-- Begin Provided passage --

[Bug 2154748] Re: [Ubuntu 26.04] Severe Performance Degradation on kernel 7.0.0-15

Massimiliano Pellizzer Wed, 17 Jun 2026 08:40:45 -0700

** Description changed:

+ [ Impact ]
+ 
+ s390 selects GENERIC_LOCKBREAK if PREEMPT is enabled. Reason is a historic
+ 18 years old commit [1] which fixed a compile error for PREEMPT enabled
+ kernels. Back than only PREEMPT_NONE and PREEMPT_VOLUNTARY kernels were
+ considered to be important for s390. PREEMPT should "just work".
+ 
+ However, since recently PREEMPT is always enabled [2], which also causes
+ GENERIC_LOCKBREAK to be always enabled. For some workloads this leads to
+ massive performance degradation; e.g. a simple kernel compile on machines
+ with many CPUs may take up to four times longer.
+ 
+ To fix this just remove the GENERIC_LOCKBREAK from s390's Kconfig, since
+ the compile error from 18 years ago does not exist anymore.
+ 
+ [1] commit b6b40c532a36 ("[S390] Define GENERIC_LOCKBREAK.")
+ [2] commit 7dadeaa6e851 ("sched: Further restrict the preemption modes")
+ 
+ [ Fix ]
+ 
+ Backport commit:
+ 1f57f68c4dd1 ("s390: Remove GENERIC_LOCKBREAK Kconfig option")
+ 
+ [ Test Plan ]
+ 
+ Compile and boot tested.
+ Tested performance by compiling a kernel and monitoring execution
+ with perf.
+ 
+ [ Regression Potential ]
+ 
+ The regression potential of the patch is low.
+ It affects only s390x spinlock implementation.

-- End Provided passage --
-- Begin Recorded data --

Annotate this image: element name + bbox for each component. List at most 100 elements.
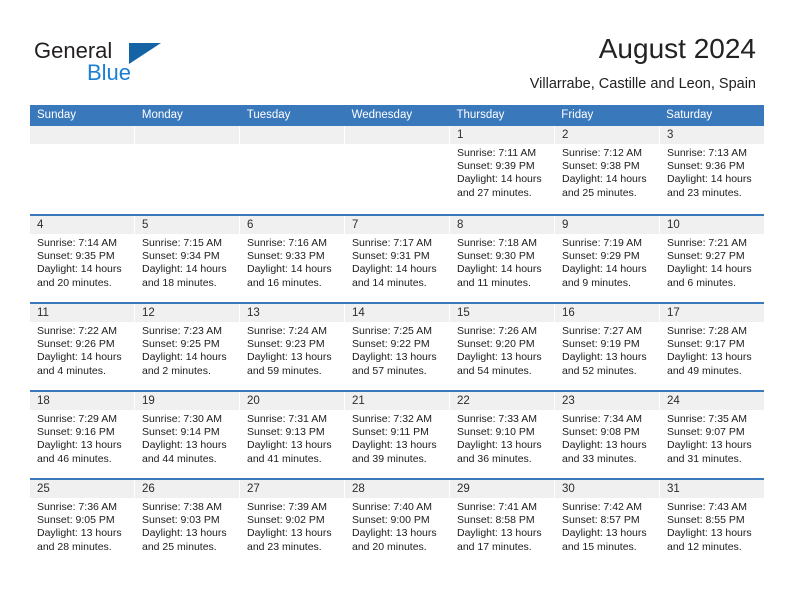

-- End Recorded data --

• Required tasks:
1. List every commit cited in the kernel bug report, giving each hash with its title.
2. According to the kernel bug report, how much longer can a simple kernel compile take on machines with many CPUs?
3. Summarize the kernel bug report in two sentences.
The material has no role in this exercise.

• Solved tasks:
1.
b6b40c532a36 ("[S390] Define GENERIC_LOCKBREAK.")
7dadeaa6e851 ("sched: Further restrict the preemption modes")
1f57f68c4dd1 ("s390: Remove GENERIC_LOCKBREAK Kconfig option")

2. It may take up to four times longer.

3. On s390, GENERIC_LOCKBREAK is selected whenever PREEMPT is enabled, and because PREEMPT is now always enabled, some workloads suffer massive performance degradation. The fix backports commit 1f57f68c4dd1, which removes GENERIC_LOCKBREAK from s390's Kconfig, and it was compile, boot, and performance tested with low regression potential.